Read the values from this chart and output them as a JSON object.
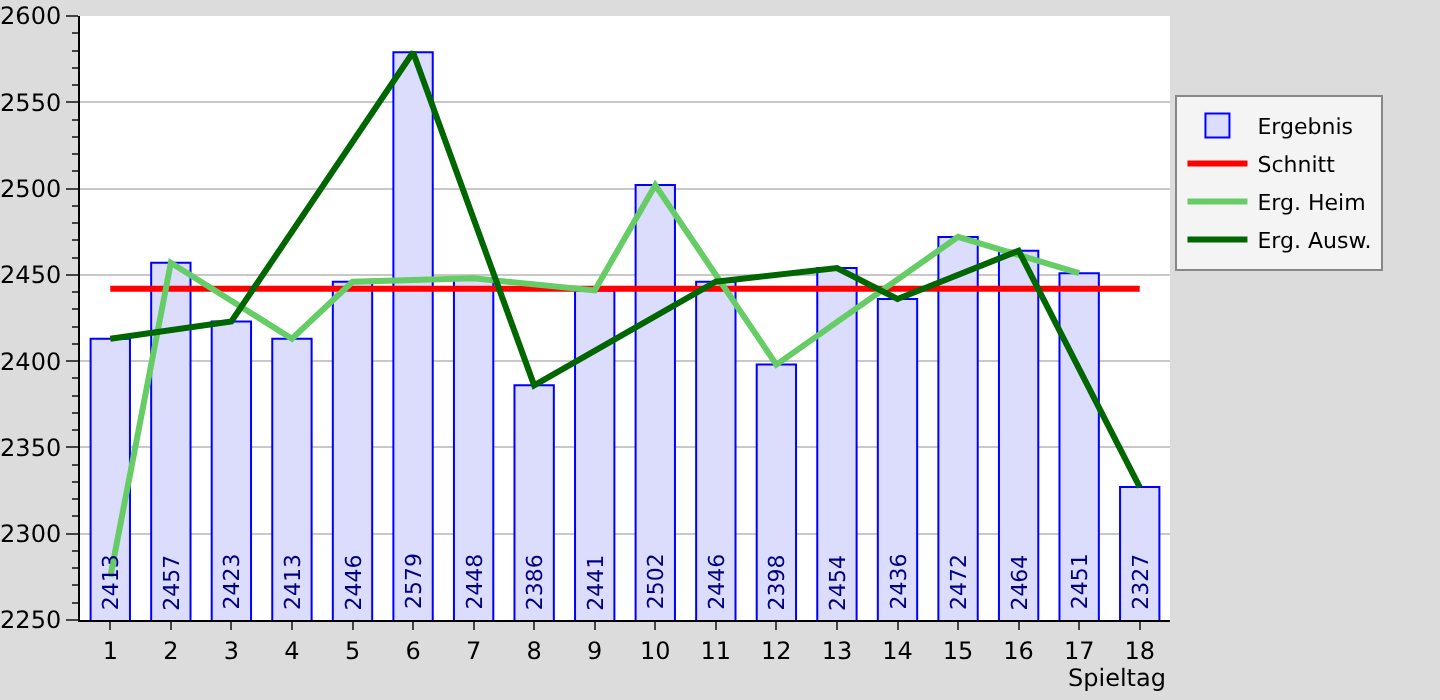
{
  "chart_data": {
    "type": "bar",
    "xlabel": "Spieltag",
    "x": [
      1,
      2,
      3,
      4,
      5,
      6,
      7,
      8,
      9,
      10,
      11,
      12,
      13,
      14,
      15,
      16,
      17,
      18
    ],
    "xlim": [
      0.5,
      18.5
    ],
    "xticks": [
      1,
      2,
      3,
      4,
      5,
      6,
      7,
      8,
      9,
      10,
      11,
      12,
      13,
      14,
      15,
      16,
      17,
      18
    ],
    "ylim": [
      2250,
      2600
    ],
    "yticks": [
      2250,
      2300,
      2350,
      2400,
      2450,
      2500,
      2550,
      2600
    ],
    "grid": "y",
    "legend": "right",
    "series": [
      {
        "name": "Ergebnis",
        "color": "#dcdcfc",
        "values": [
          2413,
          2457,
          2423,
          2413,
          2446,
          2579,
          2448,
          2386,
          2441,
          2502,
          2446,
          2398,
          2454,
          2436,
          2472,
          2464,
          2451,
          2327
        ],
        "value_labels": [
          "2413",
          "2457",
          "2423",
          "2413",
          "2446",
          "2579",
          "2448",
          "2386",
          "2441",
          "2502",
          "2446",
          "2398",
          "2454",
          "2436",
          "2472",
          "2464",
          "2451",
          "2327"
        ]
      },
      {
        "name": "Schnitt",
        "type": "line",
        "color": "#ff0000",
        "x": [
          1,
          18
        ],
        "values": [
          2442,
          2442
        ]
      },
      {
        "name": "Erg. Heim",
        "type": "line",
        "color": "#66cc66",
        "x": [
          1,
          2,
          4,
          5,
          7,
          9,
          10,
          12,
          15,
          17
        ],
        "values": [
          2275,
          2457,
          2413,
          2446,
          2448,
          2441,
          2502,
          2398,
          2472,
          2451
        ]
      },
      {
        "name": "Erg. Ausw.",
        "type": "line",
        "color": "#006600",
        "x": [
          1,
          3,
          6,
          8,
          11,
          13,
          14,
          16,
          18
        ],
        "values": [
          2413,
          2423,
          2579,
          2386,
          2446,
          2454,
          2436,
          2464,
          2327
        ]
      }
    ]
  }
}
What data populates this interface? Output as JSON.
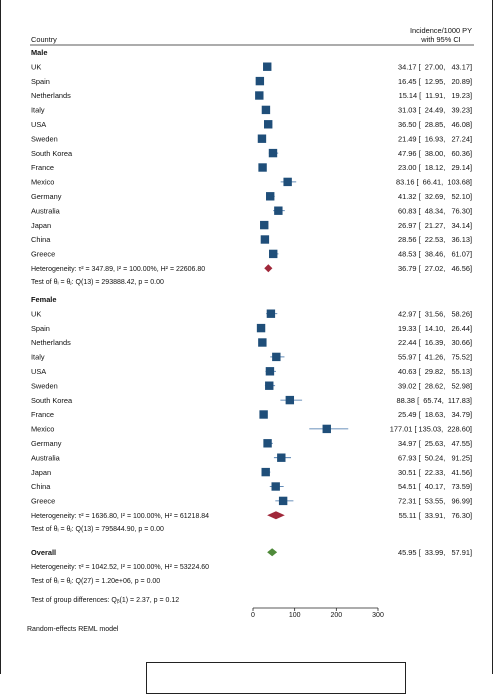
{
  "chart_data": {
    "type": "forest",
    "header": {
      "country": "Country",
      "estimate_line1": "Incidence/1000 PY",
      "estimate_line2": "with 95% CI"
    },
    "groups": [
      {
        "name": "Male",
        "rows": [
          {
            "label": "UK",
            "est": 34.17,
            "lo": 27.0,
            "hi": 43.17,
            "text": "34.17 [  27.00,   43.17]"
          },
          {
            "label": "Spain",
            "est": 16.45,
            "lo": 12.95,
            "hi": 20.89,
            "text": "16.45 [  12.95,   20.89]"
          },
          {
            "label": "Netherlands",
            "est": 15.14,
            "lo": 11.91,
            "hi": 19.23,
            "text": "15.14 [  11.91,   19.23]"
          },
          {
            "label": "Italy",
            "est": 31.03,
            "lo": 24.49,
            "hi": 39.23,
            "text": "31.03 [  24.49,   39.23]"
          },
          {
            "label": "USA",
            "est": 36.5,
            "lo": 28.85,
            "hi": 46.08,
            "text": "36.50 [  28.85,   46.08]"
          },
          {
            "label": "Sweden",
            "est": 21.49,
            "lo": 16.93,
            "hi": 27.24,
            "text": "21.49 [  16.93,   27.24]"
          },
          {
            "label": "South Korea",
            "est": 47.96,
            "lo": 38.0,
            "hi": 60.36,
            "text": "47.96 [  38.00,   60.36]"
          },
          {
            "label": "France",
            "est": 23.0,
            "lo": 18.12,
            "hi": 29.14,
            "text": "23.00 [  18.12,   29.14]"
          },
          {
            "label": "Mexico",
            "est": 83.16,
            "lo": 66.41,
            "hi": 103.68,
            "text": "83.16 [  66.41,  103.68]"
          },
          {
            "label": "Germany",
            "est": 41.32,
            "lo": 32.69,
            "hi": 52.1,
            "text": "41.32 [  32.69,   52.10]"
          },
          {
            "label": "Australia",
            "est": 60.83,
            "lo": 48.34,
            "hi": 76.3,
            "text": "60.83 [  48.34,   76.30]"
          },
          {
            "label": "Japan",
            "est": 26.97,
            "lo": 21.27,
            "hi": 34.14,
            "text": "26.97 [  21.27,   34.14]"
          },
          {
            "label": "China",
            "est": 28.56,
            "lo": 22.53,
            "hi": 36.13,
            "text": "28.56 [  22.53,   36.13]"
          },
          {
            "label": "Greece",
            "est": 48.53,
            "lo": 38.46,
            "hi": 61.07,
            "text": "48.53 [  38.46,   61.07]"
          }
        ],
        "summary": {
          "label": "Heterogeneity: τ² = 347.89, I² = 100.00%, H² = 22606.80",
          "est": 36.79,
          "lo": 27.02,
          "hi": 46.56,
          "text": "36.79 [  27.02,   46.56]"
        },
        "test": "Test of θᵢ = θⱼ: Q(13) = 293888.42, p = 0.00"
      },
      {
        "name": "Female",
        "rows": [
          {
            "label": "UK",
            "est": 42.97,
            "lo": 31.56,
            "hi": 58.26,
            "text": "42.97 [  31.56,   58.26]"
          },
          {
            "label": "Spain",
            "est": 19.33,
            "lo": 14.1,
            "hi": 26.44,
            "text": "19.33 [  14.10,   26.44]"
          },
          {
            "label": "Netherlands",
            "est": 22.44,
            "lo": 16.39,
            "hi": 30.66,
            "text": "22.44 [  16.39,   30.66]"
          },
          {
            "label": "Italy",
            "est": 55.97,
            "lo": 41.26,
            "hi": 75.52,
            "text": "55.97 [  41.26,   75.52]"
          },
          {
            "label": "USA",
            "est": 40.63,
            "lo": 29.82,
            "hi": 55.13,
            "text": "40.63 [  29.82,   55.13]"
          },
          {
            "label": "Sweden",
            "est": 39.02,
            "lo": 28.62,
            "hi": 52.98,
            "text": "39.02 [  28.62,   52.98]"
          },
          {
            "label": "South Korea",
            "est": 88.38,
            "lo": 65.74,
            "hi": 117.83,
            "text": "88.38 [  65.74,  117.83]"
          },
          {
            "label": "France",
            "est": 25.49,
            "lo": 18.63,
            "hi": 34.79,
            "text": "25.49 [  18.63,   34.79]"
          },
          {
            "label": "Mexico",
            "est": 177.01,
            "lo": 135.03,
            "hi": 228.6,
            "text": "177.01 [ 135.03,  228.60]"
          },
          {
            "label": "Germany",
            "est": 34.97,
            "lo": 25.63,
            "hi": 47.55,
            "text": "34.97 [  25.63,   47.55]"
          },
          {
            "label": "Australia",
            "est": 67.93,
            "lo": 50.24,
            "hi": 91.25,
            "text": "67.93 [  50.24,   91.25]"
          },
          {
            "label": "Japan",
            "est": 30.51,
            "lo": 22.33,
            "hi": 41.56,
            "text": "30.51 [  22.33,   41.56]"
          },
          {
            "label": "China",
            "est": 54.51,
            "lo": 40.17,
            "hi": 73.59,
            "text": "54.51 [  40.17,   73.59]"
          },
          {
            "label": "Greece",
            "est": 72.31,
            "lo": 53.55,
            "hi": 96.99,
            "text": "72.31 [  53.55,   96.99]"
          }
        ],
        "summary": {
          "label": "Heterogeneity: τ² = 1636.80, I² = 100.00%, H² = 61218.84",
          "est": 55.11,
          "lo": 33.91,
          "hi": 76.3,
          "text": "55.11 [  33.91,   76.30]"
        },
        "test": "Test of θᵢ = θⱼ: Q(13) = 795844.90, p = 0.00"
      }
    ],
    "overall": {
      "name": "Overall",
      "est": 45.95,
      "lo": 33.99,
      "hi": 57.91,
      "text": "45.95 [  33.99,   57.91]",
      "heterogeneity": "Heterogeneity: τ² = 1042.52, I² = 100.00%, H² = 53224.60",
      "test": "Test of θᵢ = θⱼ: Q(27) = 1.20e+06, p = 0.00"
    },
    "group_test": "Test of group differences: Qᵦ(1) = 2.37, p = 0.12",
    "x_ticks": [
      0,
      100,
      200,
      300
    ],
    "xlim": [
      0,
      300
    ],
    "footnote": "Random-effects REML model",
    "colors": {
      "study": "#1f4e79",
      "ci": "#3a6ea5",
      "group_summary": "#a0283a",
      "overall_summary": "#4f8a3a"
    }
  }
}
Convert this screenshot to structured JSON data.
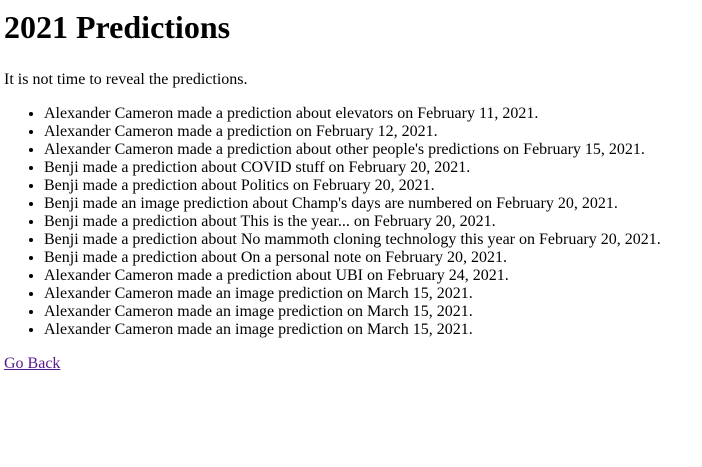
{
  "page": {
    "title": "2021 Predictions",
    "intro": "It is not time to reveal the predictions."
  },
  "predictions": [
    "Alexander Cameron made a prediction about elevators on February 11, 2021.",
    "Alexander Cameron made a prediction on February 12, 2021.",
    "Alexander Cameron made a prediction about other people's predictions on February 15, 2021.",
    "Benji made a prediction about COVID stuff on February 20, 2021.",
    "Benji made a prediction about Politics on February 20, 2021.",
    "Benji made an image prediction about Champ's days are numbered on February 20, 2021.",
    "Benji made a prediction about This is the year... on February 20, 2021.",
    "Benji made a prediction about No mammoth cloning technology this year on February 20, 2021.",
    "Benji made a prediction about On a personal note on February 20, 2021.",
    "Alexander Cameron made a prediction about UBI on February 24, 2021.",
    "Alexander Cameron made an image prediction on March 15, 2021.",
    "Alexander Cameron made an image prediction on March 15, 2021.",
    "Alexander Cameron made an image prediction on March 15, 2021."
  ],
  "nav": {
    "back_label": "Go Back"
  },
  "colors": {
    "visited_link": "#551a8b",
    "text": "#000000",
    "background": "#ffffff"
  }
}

■ Aim
Write out only the lines from the line containing "Convert this screenshot" through the end of the material above, both end lines included. Pictures are not written out.

■ Written response
Convert this screenshot to structured JSON data.
{
  "page": {
    "title": "2021 Predictions",
    "intro": "It is not time to reveal the predictions."
  },
  "predictions": [
    "Alexander Cameron made a prediction about elevators on February 11, 2021.",
    "Alexander Cameron made a prediction on February 12, 2021.",
    "Alexander Cameron made a prediction about other people's predictions on February 15, 2021.",
    "Benji made a prediction about COVID stuff on February 20, 2021.",
    "Benji made a prediction about Politics on February 20, 2021.",
    "Benji made an image prediction about Champ's days are numbered on February 20, 2021.",
    "Benji made a prediction about This is the year... on February 20, 2021.",
    "Benji made a prediction about No mammoth cloning technology this year on February 20, 2021.",
    "Benji made a prediction about On a personal note on February 20, 2021.",
    "Alexander Cameron made a prediction about UBI on February 24, 2021.",
    "Alexander Cameron made an image prediction on March 15, 2021.",
    "Alexander Cameron made an image prediction on March 15, 2021.",
    "Alexander Cameron made an image prediction on March 15, 2021."
  ],
  "nav": {
    "back_label": "Go Back"
  },
  "colors": {
    "visited_link": "#551a8b",
    "text": "#000000",
    "background": "#ffffff"
  }
}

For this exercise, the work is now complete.